Restate every line of the material, word for word.

# Entries supplied start

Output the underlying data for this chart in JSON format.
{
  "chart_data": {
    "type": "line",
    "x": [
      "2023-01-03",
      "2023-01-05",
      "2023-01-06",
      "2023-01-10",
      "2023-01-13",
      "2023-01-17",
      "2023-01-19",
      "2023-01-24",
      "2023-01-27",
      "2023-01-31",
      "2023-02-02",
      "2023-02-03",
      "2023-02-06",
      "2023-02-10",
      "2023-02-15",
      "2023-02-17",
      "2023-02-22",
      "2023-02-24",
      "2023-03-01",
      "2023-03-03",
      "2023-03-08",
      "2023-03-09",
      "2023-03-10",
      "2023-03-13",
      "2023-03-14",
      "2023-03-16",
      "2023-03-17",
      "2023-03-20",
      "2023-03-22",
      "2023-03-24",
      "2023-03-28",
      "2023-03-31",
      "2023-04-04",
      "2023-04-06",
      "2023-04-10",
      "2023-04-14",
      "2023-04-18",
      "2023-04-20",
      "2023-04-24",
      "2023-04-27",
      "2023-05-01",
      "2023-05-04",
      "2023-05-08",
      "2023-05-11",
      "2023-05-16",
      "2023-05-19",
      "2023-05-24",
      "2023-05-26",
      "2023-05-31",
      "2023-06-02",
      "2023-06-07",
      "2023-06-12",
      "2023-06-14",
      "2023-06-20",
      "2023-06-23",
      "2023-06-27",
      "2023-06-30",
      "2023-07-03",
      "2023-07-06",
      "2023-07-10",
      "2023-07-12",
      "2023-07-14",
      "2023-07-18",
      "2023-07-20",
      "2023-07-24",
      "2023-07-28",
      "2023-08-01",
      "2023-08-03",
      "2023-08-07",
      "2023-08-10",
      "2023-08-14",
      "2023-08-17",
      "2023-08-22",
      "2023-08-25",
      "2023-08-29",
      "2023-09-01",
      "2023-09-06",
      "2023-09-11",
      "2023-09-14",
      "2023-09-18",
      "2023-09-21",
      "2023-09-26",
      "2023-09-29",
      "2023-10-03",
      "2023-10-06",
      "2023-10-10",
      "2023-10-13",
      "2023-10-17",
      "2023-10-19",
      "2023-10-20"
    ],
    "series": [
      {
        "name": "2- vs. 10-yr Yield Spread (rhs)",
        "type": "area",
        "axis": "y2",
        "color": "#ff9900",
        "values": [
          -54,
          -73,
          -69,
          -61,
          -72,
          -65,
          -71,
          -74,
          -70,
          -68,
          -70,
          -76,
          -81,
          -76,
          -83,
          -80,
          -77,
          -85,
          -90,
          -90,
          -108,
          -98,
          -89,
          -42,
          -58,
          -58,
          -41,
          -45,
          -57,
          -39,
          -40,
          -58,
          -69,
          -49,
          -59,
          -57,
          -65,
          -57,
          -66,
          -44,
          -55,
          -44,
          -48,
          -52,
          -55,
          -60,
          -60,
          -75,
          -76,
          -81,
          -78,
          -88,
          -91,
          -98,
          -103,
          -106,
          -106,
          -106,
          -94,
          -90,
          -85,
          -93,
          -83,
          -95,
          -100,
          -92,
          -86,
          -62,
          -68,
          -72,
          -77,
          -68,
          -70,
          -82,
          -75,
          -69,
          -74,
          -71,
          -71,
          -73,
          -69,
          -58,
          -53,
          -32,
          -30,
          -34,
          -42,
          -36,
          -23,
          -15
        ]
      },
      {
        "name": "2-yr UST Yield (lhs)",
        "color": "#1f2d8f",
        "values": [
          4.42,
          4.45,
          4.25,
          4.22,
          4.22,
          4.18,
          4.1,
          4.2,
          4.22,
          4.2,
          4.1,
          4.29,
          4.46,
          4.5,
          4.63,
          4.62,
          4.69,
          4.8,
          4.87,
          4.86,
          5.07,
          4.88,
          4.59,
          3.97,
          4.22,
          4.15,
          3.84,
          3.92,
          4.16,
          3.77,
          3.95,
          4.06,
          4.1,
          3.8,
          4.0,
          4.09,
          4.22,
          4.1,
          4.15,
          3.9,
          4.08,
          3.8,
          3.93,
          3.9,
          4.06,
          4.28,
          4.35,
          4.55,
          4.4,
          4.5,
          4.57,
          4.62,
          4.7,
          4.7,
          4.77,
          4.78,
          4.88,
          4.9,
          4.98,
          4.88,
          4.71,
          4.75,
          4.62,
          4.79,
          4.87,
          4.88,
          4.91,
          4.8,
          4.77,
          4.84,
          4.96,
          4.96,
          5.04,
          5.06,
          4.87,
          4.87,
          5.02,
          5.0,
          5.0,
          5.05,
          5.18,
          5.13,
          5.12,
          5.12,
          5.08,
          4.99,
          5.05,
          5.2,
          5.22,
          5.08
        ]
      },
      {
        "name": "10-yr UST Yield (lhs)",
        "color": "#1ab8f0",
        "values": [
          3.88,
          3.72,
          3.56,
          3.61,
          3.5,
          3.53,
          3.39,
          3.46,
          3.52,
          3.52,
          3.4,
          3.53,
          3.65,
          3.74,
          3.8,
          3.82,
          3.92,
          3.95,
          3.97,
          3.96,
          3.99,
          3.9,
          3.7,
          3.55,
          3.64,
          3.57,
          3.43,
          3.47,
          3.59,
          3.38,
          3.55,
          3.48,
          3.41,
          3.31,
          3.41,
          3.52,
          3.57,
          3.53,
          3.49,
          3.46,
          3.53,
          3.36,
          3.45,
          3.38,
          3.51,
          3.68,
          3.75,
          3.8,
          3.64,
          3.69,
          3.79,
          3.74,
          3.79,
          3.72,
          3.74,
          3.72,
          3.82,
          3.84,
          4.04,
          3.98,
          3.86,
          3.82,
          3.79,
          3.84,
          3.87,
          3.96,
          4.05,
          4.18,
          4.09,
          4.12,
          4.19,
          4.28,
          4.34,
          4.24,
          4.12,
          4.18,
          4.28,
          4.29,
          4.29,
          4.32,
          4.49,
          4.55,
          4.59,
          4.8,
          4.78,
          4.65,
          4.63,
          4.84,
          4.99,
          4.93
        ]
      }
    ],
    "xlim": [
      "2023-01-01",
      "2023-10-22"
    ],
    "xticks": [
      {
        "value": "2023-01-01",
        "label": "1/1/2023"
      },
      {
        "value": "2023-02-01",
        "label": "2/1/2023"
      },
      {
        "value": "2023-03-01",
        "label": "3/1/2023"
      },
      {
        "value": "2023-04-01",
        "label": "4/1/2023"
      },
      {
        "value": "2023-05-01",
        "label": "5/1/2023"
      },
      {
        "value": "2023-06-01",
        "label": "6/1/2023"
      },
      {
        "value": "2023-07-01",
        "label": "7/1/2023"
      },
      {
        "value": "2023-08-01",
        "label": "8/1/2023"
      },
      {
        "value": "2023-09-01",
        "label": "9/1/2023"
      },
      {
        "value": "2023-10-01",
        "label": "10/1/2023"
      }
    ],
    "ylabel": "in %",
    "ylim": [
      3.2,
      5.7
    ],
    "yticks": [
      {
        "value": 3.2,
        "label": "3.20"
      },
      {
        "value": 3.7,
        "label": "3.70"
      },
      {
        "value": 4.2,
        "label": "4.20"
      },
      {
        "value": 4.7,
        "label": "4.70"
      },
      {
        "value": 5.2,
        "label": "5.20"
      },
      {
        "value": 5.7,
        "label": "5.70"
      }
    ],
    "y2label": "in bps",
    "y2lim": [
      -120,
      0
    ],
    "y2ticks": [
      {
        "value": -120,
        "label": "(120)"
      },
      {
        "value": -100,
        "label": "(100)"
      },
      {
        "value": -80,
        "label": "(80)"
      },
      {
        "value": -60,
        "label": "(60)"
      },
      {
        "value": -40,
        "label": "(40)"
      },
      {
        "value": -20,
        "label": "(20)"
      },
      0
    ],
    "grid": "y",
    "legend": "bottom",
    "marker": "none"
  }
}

# Entries supplied end

Completed exercise:
Output the underlying data for this chart in JSON format.
{
  "chart_data": {
    "type": "line",
    "x": [
      "2023-01-03",
      "2023-01-05",
      "2023-01-06",
      "2023-01-10",
      "2023-01-13",
      "2023-01-17",
      "2023-01-19",
      "2023-01-24",
      "2023-01-27",
      "2023-01-31",
      "2023-02-02",
      "2023-02-03",
      "2023-02-06",
      "2023-02-10",
      "2023-02-15",
      "2023-02-17",
      "2023-02-22",
      "2023-02-24",
      "2023-03-01",
      "2023-03-03",
      "2023-03-08",
      "2023-03-09",
      "2023-03-10",
      "2023-03-13",
      "2023-03-14",
      "2023-03-16",
      "2023-03-17",
      "2023-03-20",
      "2023-03-22",
      "2023-03-24",
      "2023-03-28",
      "2023-03-31",
      "2023-04-04",
      "2023-04-06",
      "2023-04-10",
      "2023-04-14",
      "2023-04-18",
      "2023-04-20",
      "2023-04-24",
      "2023-04-27",
      "2023-05-01",
      "2023-05-04",
      "2023-05-08",
      "2023-05-11",
      "2023-05-16",
      "2023-05-19",
      "2023-05-24",
      "2023-05-26",
      "2023-05-31",
      "2023-06-02",
      "2023-06-07",
      "2023-06-12",
      "2023-06-14",
      "2023-06-20",
      "2023-06-23",
      "2023-06-27",
      "2023-06-30",
      "2023-07-03",
      "2023-07-06",
      "2023-07-10",
      "2023-07-12",
      "2023-07-14",
      "2023-07-18",
      "2023-07-20",
      "2023-07-24",
      "2023-07-28",
      "2023-08-01",
      "2023-08-03",
      "2023-08-07",
      "2023-08-10",
      "2023-08-14",
      "2023-08-17",
      "2023-08-22",
      "2023-08-25",
      "2023-08-29",
      "2023-09-01",
      "2023-09-06",
      "2023-09-11",
      "2023-09-14",
      "2023-09-18",
      "2023-09-21",
      "2023-09-26",
      "2023-09-29",
      "2023-10-03",
      "2023-10-06",
      "2023-10-10",
      "2023-10-13",
      "2023-10-17",
      "2023-10-19",
      "2023-10-20"
    ],
    "series": [
      {
        "name": "2- vs. 10-yr Yield Spread (rhs)",
        "type": "area",
        "axis": "y2",
        "color": "#ff9900",
        "values": [
          -54,
          -73,
          -69,
          -61,
          -72,
          -65,
          -71,
          -74,
          -70,
          -68,
          -70,
          -76,
          -81,
          -76,
          -83,
          -80,
          -77,
          -85,
          -90,
          -90,
          -108,
          -98,
          -89,
          -42,
          -58,
          -58,
          -41,
          -45,
          -57,
          -39,
          -40,
          -58,
          -69,
          -49,
          -59,
          -57,
          -65,
          -57,
          -66,
          -44,
          -55,
          -44,
          -48,
          -52,
          -55,
          -60,
          -60,
          -75,
          -76,
          -81,
          -78,
          -88,
          -91,
          -98,
          -103,
          -106,
          -106,
          -106,
          -94,
          -90,
          -85,
          -93,
          -83,
          -95,
          -100,
          -92,
          -86,
          -62,
          -68,
          -72,
          -77,
          -68,
          -70,
          -82,
          -75,
          -69,
          -74,
          -71,
          -71,
          -73,
          -69,
          -58,
          -53,
          -32,
          -30,
          -34,
          -42,
          -36,
          -23,
          -15
        ]
      },
      {
        "name": "2-yr UST Yield (lhs)",
        "color": "#1f2d8f",
        "values": [
          4.42,
          4.45,
          4.25,
          4.22,
          4.22,
          4.18,
          4.1,
          4.2,
          4.22,
          4.2,
          4.1,
          4.29,
          4.46,
          4.5,
          4.63,
          4.62,
          4.69,
          4.8,
          4.87,
          4.86,
          5.07,
          4.88,
          4.59,
          3.97,
          4.22,
          4.15,
          3.84,
          3.92,
          4.16,
          3.77,
          3.95,
          4.06,
          4.1,
          3.8,
          4.0,
          4.09,
          4.22,
          4.1,
          4.15,
          3.9,
          4.08,
          3.8,
          3.93,
          3.9,
          4.06,
          4.28,
          4.35,
          4.55,
          4.4,
          4.5,
          4.57,
          4.62,
          4.7,
          4.7,
          4.77,
          4.78,
          4.88,
          4.9,
          4.98,
          4.88,
          4.71,
          4.75,
          4.62,
          4.79,
          4.87,
          4.88,
          4.91,
          4.8,
          4.77,
          4.84,
          4.96,
          4.96,
          5.04,
          5.06,
          4.87,
          4.87,
          5.02,
          5.0,
          5.0,
          5.05,
          5.18,
          5.13,
          5.12,
          5.12,
          5.08,
          4.99,
          5.05,
          5.2,
          5.22,
          5.08
        ]
      },
      {
        "name": "10-yr UST Yield (lhs)",
        "color": "#1ab8f0",
        "values": [
          3.88,
          3.72,
          3.56,
          3.61,
          3.5,
          3.53,
          3.39,
          3.46,
          3.52,
          3.52,
          3.4,
          3.53,
          3.65,
          3.74,
          3.8,
          3.82,
          3.92,
          3.95,
          3.97,
          3.96,
          3.99,
          3.9,
          3.7,
          3.55,
          3.64,
          3.57,
          3.43,
          3.47,
          3.59,
          3.38,
          3.55,
          3.48,
          3.41,
          3.31,
          3.41,
          3.52,
          3.57,
          3.53,
          3.49,
          3.46,
          3.53,
          3.36,
          3.45,
          3.38,
          3.51,
          3.68,
          3.75,
          3.8,
          3.64,
          3.69,
          3.79,
          3.74,
          3.79,
          3.72,
          3.74,
          3.72,
          3.82,
          3.84,
          4.04,
          3.98,
          3.86,
          3.82,
          3.79,
          3.84,
          3.87,
          3.96,
          4.05,
          4.18,
          4.09,
          4.12,
          4.19,
          4.28,
          4.34,
          4.24,
          4.12,
          4.18,
          4.28,
          4.29,
          4.29,
          4.32,
          4.49,
          4.55,
          4.59,
          4.8,
          4.78,
          4.65,
          4.63,
          4.84,
          4.99,
          4.93
        ]
      }
    ],
    "xlim": [
      "2023-01-01",
      "2023-10-22"
    ],
    "xticks": [
      {
        "value": "2023-01-01",
        "label": "1/1/2023"
      },
      {
        "value": "2023-02-01",
        "label": "2/1/2023"
      },
      {
        "value": "2023-03-01",
        "label": "3/1/2023"
      },
      {
        "value": "2023-04-01",
        "label": "4/1/2023"
      },
      {
        "value": "2023-05-01",
        "label": "5/1/2023"
      },
      {
        "value": "2023-06-01",
        "label": "6/1/2023"
      },
      {
        "value": "2023-07-01",
        "label": "7/1/2023"
      },
      {
        "value": "2023-08-01",
        "label": "8/1/2023"
      },
      {
        "value": "2023-09-01",
        "label": "9/1/2023"
      },
      {
        "value": "2023-10-01",
        "label": "10/1/2023"
      }
    ],
    "ylabel": "in %",
    "ylim": [
      3.2,
      5.7
    ],
    "yticks": [
      {
        "value": 3.2,
        "label": "3.20"
      },
      {
        "value": 3.7,
        "label": "3.70"
      },
      {
        "value": 4.2,
        "label": "4.20"
      },
      {
        "value": 4.7,
        "label": "4.70"
      },
      {
        "value": 5.2,
        "label": "5.20"
      },
      {
        "value": 5.7,
        "label": "5.70"
      }
    ],
    "y2label": "in bps",
    "y2lim": [
      -120,
      0
    ],
    "y2ticks": [
      {
        "value": -120,
        "label": "(120)"
      },
      {
        "value": -100,
        "label": "(100)"
      },
      {
        "value": -80,
        "label": "(80)"
      },
      {
        "value": -60,
        "label": "(60)"
      },
      {
        "value": -40,
        "label": "(40)"
      },
      {
        "value": -20,
        "label": "(20)"
      },
      0
    ],
    "grid": "y",
    "legend": "bottom",
    "marker": "none"
  }
}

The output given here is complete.